Skończyło się eldorado na Shein i Temu. Złe wieści dla klientów, zakupy już nie takie tanie

Amerykańskie cła mogą zakończyć erę tanich zakupów na chińskich platformach, takich jak AliExpress, Temu czy Shein. Użytkownicy zaczęli otrzymywać oficjalne informacje o nadchodzących zmianach, które już zostały wprowadzone. Mimo że liderzy e-commerce zapewniają, że „dokładają wszelkich starań, aby ograniczyć negatywne skutki dla konsumentów”, efekty są już zauważalne.
Chiński smok na smyczy USA? To efekt ceł Donalda Trumpa
Zakupy online stały się najwygodniejszym i najczęściej wybieranym sposobem robienia zakupów przez Polaków – szybkie, komfortowe i bez konieczności opuszczania domu. Dane wskazują, że liczba użytkowników e-commerce w Polsce w ostatnich latach wzrosła do niespotykanych dotąd poziomów. Zgodnie z szacunkami Krajowej Izby Gospodarczej, opartymi na danych Głównego Urzędu Statystycznego, w 2024 roku wartość obrotów w handlu internetowym przekroczyła 86 miliardów złotych. To o 6,2 proc. więcej niż w poprzednim roku, a udział e-handlu w całkowitej sprzedaży detalicznej wyniósł 8,9 proc. w ujęciu rocznym.
Eksperci uważają, że ten trend ma duże szanse na dalsze utrzymanie, a wynik finansowy Allegro, największej platformy zakupowej w regionie, za miniony rok jest dobrym wskaźnikiem sytuacji e-commerce na rodzimym gruncie. W 2024 roku spółka osiągnęła przychody na poziomie około 1 miliarda złotych i obsłużyła prawie 21 milionów aktywnych użytkowników w Europie. To niewątpliwie świetny pokaz kondycji polskiego rynku e-handlu.
Z kolei w Chinach sytuacja rysuje się mniej optymistycznie w kontekście nadchodzących ceł wprowadzonych przez prezydenta Donalda Trumpa na towary importowane z Państwa Środka. To skłoniło liderów rynku e-commerce — Shein i Temu — do dostosowania się do nowej polityki celnej i radykalnego podniesienia cen swoich produktów.
Czytaj więcej: Koniec z tanimi zakupami na Temu i Aliexpress? Decyzja UE rozwścieczy konsumentów


Koniec z tanimi zakupami na chińskich platformach?

▶ Przekazany materiał
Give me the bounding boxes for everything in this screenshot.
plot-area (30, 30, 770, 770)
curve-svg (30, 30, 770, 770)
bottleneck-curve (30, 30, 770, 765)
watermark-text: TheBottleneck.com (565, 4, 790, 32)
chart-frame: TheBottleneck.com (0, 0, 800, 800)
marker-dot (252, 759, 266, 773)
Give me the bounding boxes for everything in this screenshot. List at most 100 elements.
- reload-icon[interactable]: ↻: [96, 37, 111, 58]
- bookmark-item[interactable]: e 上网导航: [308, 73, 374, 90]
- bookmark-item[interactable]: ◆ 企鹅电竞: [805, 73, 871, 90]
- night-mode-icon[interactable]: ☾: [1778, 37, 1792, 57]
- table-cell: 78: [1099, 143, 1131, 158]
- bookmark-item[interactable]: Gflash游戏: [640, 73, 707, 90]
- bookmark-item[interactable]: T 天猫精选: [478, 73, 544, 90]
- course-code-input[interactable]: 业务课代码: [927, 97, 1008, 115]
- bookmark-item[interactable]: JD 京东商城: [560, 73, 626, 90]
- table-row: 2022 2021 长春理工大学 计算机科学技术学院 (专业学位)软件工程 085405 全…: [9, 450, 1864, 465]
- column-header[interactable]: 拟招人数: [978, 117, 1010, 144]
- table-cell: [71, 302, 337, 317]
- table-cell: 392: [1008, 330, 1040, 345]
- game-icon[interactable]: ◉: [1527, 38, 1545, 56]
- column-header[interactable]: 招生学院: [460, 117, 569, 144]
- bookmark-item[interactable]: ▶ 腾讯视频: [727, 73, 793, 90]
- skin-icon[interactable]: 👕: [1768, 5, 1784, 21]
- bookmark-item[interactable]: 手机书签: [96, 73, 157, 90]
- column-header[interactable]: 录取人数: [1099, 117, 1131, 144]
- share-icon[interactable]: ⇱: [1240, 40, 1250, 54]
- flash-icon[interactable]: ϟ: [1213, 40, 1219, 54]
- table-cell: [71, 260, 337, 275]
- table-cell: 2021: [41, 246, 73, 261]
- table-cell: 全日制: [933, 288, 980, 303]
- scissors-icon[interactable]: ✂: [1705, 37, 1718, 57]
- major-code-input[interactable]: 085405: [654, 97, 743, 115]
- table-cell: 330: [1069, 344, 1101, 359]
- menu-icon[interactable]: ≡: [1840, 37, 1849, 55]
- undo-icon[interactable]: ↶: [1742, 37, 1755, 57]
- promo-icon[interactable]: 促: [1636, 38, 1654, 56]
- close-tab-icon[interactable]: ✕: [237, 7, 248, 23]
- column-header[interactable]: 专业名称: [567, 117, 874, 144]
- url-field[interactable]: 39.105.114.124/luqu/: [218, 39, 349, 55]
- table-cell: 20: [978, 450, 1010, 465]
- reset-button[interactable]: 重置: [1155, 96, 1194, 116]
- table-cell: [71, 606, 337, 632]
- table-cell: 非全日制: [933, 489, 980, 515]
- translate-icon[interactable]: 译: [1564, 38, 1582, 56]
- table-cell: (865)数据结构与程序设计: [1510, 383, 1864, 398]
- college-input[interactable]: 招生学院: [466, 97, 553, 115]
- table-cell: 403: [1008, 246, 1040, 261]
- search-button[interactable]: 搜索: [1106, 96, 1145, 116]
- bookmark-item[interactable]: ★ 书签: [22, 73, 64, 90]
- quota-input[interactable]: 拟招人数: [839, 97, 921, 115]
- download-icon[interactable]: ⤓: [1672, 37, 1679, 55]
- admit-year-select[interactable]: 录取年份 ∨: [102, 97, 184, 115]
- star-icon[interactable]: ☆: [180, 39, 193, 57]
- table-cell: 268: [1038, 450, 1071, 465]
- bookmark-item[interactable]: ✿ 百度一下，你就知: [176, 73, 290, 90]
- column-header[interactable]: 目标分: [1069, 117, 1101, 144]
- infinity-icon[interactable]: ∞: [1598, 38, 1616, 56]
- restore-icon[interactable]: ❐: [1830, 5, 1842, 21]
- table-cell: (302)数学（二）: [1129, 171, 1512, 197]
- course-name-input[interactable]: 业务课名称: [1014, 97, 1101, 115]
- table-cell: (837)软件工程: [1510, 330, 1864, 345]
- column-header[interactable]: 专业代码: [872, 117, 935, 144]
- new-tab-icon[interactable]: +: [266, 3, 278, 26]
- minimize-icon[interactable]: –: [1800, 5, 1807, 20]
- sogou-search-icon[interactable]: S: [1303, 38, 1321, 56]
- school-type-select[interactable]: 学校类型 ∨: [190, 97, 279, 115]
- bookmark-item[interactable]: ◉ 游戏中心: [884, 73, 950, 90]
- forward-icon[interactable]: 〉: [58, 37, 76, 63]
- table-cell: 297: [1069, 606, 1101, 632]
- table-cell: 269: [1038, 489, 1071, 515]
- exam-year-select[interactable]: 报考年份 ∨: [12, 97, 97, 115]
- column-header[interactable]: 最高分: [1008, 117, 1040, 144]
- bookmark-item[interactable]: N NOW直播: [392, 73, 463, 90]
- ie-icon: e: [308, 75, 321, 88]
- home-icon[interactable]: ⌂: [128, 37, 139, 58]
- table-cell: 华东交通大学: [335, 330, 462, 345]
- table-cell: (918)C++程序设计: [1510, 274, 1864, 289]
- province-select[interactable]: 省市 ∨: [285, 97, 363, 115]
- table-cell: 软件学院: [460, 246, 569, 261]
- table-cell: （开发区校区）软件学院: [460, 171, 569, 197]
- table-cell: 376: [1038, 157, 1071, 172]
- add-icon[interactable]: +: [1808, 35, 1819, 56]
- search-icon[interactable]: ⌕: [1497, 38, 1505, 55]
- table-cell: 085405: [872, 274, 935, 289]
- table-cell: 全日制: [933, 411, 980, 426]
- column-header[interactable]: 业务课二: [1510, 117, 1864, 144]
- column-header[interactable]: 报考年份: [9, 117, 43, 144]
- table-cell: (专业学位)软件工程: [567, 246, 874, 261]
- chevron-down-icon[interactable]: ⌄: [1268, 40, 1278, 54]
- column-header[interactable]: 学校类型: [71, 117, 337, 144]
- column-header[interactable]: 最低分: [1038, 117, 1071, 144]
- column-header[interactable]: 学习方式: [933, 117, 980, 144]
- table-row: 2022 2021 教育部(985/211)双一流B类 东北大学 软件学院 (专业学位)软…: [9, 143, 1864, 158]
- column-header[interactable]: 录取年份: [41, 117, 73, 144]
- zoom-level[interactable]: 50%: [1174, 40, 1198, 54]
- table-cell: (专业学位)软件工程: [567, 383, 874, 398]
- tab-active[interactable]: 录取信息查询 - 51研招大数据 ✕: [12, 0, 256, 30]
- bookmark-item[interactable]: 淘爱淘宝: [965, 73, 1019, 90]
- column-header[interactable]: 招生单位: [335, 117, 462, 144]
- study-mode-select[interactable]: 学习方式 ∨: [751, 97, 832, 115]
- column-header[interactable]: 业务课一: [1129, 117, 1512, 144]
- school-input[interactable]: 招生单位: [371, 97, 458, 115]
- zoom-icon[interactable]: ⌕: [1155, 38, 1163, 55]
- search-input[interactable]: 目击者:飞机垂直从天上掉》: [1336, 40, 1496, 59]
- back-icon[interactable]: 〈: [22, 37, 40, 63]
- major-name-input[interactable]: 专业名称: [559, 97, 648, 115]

▶ Zadanie do wykonania
Przepisz bez zmian z artykułu o cłach na chińskie platformy zakupowe wszystko od słów „Chiński smok na” aż do słów „w ujęciu rocznym.”.

▶ Wykonane zadanie
Chiński smok na smyczy USA? To efekt ceł Donalda Trumpa
Zakupy online stały się najwygodniejszym i najczęściej wybieranym sposobem robienia zakupów przez Polaków – szybkie, komfortowe i bez konieczności opuszczania domu. Dane wskazują, że liczba użytkowników e-commerce w Polsce w ostatnich latach wzrosła do niespotykanych dotąd poziomów. Zgodnie z szacunkami Krajowej Izby Gospodarczej, opartymi na danych Głównego Urzędu Statystycznego, w 2024 roku wartość obrotów w handlu internetowym przekroczyła 86 miliardów złotych. To o 6,2 proc. więcej niż w poprzednim roku, a udział e-handlu w całkowitej sprzedaży detalicznej wyniósł 8,9 proc. w ujęciu rocznym.